[Document text]
Start

|
|
Subscribe / Log in / New account

Another new ABI for fanotify

By Jonathan Corbet
November 11, 2009
"Fanotify" is a much-revised system for providing filesystem event notifications to user space, and, possibly, allowing user space to block open() operations on specific files. The intended use case is malware-scanning utilities, but there are others: hierarchical storage has been cited as one possibility. This code has had a long, hard path into the kernel for a couple of reasons: kernel developers are not big fans of malware scanning, and nailing down the user-space ABI has been challenging.

The first obstacle has been more-or-less overcome. Even developers who think that malware scanning is the worst sort of security snake oil can agree that having these utilities use a well-defined kernel interface is better than having them employ nasty tricks like hooking into the system call table. ABI difficulties can be harder to overcome, though. With the latest fanotify posting, developer Eric Paris may have resolved this issue for at least a portion of the fanotify functionality.

The new version does away with the novel interface using setsockopt() in favor of a couple of new system calls. The first of these is fanotify_init():

    int fanotify_init(unsigned int flags, unsigned int event_f_flags,
		      int priority);

This system call initializes the fanotify subsystem, returning a file descriptor which is used for further operations. There are two flags values implemented: FAN_NONBLOCK creates a nonblocking file descriptor, and FAN_CLOEXEC sets the close-on-exec flag. Currently, event_f_flags and priority are unused; they should be set to zero.

End

[Tasks to complete]
1 - For each of the statements (a), (b) and (c) below, state whether it agrees with the fanotify article above, and answer yes or no with a direct quote of the words from the article that decide it. (a) The new version keeps the setsockopt() interface. (b) The intended use case of fanotify is malware-scanning utilities. (c) The event_f_flags and priority arguments should currently be set to zero.
2 - Proceed with the fanotify article above, starting right after its final sentence.

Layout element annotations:
Start

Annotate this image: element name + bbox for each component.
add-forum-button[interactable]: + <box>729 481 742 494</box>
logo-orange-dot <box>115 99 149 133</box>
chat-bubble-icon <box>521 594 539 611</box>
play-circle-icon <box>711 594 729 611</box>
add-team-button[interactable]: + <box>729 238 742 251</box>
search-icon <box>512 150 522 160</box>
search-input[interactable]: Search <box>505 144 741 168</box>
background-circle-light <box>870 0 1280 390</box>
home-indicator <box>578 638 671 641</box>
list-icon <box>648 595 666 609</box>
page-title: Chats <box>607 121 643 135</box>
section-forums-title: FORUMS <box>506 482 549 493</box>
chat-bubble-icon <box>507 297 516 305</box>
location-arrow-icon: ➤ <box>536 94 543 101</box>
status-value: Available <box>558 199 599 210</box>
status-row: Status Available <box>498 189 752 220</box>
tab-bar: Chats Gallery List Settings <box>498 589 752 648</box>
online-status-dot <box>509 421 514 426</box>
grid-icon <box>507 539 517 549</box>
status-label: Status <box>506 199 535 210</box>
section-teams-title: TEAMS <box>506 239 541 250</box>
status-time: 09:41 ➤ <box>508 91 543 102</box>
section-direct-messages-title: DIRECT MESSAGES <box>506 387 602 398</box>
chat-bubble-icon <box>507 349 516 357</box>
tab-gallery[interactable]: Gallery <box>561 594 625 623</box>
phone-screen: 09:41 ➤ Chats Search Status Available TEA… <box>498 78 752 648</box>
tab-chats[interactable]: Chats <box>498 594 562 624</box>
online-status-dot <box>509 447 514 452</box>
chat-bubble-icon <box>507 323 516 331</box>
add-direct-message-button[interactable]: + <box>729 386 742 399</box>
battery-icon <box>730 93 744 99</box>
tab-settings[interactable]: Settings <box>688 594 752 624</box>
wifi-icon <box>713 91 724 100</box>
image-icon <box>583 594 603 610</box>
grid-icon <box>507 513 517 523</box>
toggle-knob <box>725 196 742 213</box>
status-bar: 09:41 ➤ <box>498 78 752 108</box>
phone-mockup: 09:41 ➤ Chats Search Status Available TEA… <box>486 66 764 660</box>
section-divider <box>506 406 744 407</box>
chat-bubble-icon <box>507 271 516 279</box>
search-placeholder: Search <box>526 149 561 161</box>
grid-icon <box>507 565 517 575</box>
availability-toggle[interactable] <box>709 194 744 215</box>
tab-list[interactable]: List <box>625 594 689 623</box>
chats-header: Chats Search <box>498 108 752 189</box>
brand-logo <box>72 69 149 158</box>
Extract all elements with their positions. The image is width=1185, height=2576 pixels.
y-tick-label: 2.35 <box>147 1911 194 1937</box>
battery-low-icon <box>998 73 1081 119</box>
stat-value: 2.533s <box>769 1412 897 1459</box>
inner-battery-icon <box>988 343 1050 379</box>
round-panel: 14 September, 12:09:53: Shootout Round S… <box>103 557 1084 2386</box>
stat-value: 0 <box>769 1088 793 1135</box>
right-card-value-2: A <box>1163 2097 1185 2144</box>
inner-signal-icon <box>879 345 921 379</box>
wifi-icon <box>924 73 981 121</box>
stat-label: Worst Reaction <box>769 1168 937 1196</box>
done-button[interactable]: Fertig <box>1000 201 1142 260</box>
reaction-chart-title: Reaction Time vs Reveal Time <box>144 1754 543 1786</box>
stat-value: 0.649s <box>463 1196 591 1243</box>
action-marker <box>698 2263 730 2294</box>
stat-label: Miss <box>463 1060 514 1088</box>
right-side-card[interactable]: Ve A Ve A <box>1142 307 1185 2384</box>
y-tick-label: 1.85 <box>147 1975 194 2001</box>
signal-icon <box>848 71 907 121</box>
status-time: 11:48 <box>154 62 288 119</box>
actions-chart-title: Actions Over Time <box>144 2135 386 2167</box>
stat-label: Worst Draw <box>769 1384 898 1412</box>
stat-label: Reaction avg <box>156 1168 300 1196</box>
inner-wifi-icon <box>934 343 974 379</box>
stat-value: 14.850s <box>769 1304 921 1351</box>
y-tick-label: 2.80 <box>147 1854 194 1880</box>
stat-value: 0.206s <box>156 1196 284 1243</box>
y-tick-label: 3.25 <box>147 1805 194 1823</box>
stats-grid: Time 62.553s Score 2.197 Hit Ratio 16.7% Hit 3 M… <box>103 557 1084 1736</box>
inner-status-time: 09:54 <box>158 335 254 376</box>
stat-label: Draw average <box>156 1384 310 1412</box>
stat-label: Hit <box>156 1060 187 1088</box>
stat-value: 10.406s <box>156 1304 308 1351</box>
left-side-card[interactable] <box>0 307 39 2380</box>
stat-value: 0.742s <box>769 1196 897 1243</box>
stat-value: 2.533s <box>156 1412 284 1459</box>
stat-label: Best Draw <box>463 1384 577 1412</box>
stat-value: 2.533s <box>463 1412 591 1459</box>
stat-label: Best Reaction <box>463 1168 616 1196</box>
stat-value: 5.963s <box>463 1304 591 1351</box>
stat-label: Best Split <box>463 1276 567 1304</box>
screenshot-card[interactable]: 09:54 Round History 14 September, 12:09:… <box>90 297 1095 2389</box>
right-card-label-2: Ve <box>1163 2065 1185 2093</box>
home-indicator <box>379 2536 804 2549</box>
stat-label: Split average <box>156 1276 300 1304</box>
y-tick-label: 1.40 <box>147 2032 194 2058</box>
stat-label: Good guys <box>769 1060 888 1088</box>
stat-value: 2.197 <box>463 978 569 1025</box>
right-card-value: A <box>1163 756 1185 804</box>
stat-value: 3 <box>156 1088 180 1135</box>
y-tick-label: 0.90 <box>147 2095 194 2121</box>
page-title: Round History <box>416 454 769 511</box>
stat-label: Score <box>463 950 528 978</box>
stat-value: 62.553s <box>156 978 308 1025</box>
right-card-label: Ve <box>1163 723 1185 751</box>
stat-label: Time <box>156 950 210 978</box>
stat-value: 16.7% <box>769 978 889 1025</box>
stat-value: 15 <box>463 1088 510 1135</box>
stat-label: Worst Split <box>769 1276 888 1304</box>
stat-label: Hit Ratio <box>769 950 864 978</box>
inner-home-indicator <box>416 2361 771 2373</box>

End

[Final answers]
1 -
(a) No: "The new version does away with the novel interface using setsockopt() in favor of a couple of new system calls."
(b) Yes: "The intended use case is malware-scanning utilities"
(c) Yes: "Currently, event_f_flags and priority are unused; they should be set to zero."

2 -
Management of notification events is then done with fanotify_mark():

    int fanotify_mark(int fanotify_fd, unsigned int flags,
		      int dfd, const char *pathname, u64 mask,
		      u64 ignored_mask);

This call is used to "mark" specific parts of the filesystem hierarchy, indicating an interest in events involving those files. fanotify_fd is the file descriptor returned by fanotify_init(). The flags parameter must be one of FAN_MARK_ADD or FAN_MARK_REMOVE, indicating whether this call adds new marks or removes existing ones; there are also a couple of flags to control following of symbolic links and the marking of directories (without their contents).

The file(s) to be marked are determined by dfd and pathname; these parameters work much like in any of the *at() system calls. If dfd is AT_FDCWD, the pathname is resolved using the current working directory. If, instead, dfd points to a directory, the pathname lookup starts at that directory. If pathname is null, though, then dfd is interpreted as the actual object to mark.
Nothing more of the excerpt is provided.